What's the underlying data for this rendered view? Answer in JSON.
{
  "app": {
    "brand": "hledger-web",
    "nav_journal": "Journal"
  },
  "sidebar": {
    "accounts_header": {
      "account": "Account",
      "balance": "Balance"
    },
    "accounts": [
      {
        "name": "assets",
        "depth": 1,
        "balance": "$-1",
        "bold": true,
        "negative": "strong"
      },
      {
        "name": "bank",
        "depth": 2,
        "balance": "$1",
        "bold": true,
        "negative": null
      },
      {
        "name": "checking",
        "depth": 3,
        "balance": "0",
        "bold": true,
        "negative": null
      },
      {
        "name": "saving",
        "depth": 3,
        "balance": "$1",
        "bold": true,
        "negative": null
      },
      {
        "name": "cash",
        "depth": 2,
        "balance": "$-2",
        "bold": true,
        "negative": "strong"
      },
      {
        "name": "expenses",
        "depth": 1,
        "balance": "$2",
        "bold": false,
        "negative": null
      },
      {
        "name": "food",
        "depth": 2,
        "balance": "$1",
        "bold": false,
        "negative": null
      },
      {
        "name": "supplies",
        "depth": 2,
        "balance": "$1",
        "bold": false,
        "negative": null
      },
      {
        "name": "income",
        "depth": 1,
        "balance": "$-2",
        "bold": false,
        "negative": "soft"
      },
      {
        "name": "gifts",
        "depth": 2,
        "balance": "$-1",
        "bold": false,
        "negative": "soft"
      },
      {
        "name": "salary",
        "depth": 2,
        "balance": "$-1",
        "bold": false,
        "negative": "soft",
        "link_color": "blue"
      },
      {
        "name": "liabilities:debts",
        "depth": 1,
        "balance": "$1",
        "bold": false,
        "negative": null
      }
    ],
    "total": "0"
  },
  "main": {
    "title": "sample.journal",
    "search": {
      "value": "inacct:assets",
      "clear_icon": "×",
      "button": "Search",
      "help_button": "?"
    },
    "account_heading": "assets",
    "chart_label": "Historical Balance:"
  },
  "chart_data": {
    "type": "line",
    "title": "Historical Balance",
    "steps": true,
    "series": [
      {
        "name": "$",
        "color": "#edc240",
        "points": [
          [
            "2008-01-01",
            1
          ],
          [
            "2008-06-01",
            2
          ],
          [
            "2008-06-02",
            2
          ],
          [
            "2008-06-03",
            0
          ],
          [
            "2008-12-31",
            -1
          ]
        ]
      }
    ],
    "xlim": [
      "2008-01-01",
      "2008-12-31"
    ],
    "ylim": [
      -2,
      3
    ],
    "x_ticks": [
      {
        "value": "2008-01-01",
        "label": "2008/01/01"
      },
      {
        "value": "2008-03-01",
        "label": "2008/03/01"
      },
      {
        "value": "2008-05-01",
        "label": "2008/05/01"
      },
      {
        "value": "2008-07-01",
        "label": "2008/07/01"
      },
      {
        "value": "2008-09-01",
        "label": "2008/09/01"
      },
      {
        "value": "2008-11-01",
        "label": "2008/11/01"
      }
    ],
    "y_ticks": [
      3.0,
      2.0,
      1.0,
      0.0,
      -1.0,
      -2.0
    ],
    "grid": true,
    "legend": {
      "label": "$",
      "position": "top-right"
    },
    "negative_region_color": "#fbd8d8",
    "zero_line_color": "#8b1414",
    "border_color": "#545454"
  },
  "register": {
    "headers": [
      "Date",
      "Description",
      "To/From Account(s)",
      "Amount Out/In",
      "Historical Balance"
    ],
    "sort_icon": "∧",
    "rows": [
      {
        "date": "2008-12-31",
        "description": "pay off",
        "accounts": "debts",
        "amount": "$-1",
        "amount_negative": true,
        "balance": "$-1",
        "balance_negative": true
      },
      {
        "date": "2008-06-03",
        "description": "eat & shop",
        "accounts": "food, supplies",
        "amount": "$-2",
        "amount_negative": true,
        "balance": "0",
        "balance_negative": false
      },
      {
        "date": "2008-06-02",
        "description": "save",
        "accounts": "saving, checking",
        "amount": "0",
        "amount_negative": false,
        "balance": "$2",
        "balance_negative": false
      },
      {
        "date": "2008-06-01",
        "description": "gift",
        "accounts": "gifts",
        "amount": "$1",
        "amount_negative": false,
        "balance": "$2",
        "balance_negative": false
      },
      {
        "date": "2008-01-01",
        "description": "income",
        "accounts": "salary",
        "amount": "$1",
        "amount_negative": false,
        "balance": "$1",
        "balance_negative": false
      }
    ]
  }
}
_____
TASK OBJECTIVE: Return all of the data word for word.

FINAL RESULT:
What's the underlying data for this rendered view? Answer in JSON.
{
  "app": {
    "brand": "hledger-web",
    "nav_journal": "Journal"
  },
  "sidebar": {
    "accounts_header": {
      "account": "Account",
      "balance": "Balance"
    },
    "accounts": [
      {
        "name": "assets",
        "depth": 1,
        "balance": "$-1",
        "bold": true,
        "negative": "strong"
      },
      {
        "name": "bank",
        "depth": 2,
        "balance": "$1",
        "bold": true,
        "negative": null
      },
      {
        "name": "checking",
        "depth": 3,
        "balance": "0",
        "bold": true,
        "negative": null
      },
      {
        "name": "saving",
        "depth": 3,
        "balance": "$1",
        "bold": true,
        "negative": null
      },
      {
        "name": "cash",
        "depth": 2,
        "balance": "$-2",
        "bold": true,
        "negative": "strong"
      },
      {
        "name": "expenses",
        "depth": 1,
        "balance": "$2",
        "bold": false,
        "negative": null
      },
      {
        "name": "food",
        "depth": 2,
        "balance": "$1",
        "bold": false,
        "negative": null
      },
      {
        "name": "supplies",
        "depth": 2,
        "balance": "$1",
        "bold": false,
        "negative": null
      },
      {
        "name": "income",
        "depth": 1,
        "balance": "$-2",
        "bold": false,
        "negative": "soft"
      },
      {
        "name": "gifts",
        "depth": 2,
        "balance": "$-1",
        "bold": false,
        "negative": "soft"
      },
      {
        "name": "salary",
        "depth": 2,
        "balance": "$-1",
        "bold": false,
        "negative": "soft",
        "link_color": "blue"
      },
      {
        "name": "liabilities:debts",
        "depth": 1,
        "balance": "$1",
        "bold": false,
        "negative": null
      }
    ],
    "total": "0"
  },
  "main": {
    "title": "sample.journal",
    "search": {
      "value": "inacct:assets",
      "clear_icon": "×",
      "button": "Search",
      "help_button": "?"
    },
    "account_heading": "assets",
    "chart_label": "Historical Balance:"
  },
  "chart_data": {
    "type": "line",
    "title": "Historical Balance",
    "steps": true,
    "series": [
      {
        "name": "$",
        "color": "#edc240",
        "points": [
          [
            "2008-01-01",
            1
          ],
          [
            "2008-06-01",
            2
          ],
          [
            "2008-06-02",
            2
          ],
          [
            "2008-06-03",
            0
          ],
          [
            "2008-12-31",
            -1
          ]
        ]
      }
    ],
    "xlim": [
      "2008-01-01",
      "2008-12-31"
    ],
    "ylim": [
      -2,
      3
    ],
    "x_ticks": [
      {
        "value": "2008-01-01",
        "label": "2008/01/01"
      },
      {
        "value": "2008-03-01",
        "label": "2008/03/01"
      },
      {
        "value": "2008-05-01",
        "label": "2008/05/01"
      },
      {
        "value": "2008-07-01",
        "label": "2008/07/01"
      },
      {
        "value": "2008-09-01",
        "label": "2008/09/01"
      },
      {
        "value": "2008-11-01",
        "label": "2008/11/01"
      }
    ],
    "y_ticks": [
      3.0,
      2.0,
      1.0,
      0.0,
      -1.0,
      -2.0
    ],
    "grid": true,
    "legend": {
      "label": "$",
      "position": "top-right"
    },
    "negative_region_color": "#fbd8d8",
    "zero_line_color": "#8b1414",
    "border_color": "#545454"
  },
  "register": {
    "headers": [
      "Date",
      "Description",
      "To/From Account(s)",
      "Amount Out/In",
      "Historical Balance"
    ],
    "sort_icon": "∧",
    "rows": [
      {
        "date": "2008-12-31",
        "description": "pay off",
        "accounts": "debts",
        "amount": "$-1",
        "amount_negative": true,
        "balance": "$-1",
        "balance_negative": true
      },
      {
        "date": "2008-06-03",
        "description": "eat & shop",
        "accounts": "food, supplies",
        "amount": "$-2",
        "amount_negative": true,
        "balance": "0",
        "balance_negative": false
      },
      {
        "date": "2008-06-02",
        "description": "save",
        "accounts": "saving, checking",
        "amount": "0",
        "amount_negative": false,
        "balance": "$2",
        "balance_negative": false
      },
      {
        "date": "2008-06-01",
        "description": "gift",
        "accounts": "gifts",
        "amount": "$1",
        "amount_negative": false,
        "balance": "$2",
        "balance_negative": false
      },
      {
        "date": "2008-01-01",
        "description": "income",
        "accounts": "salary",
        "amount": "$1",
        "amount_negative": false,
        "balance": "$1",
        "balance_negative": false
      }
    ]
  }
}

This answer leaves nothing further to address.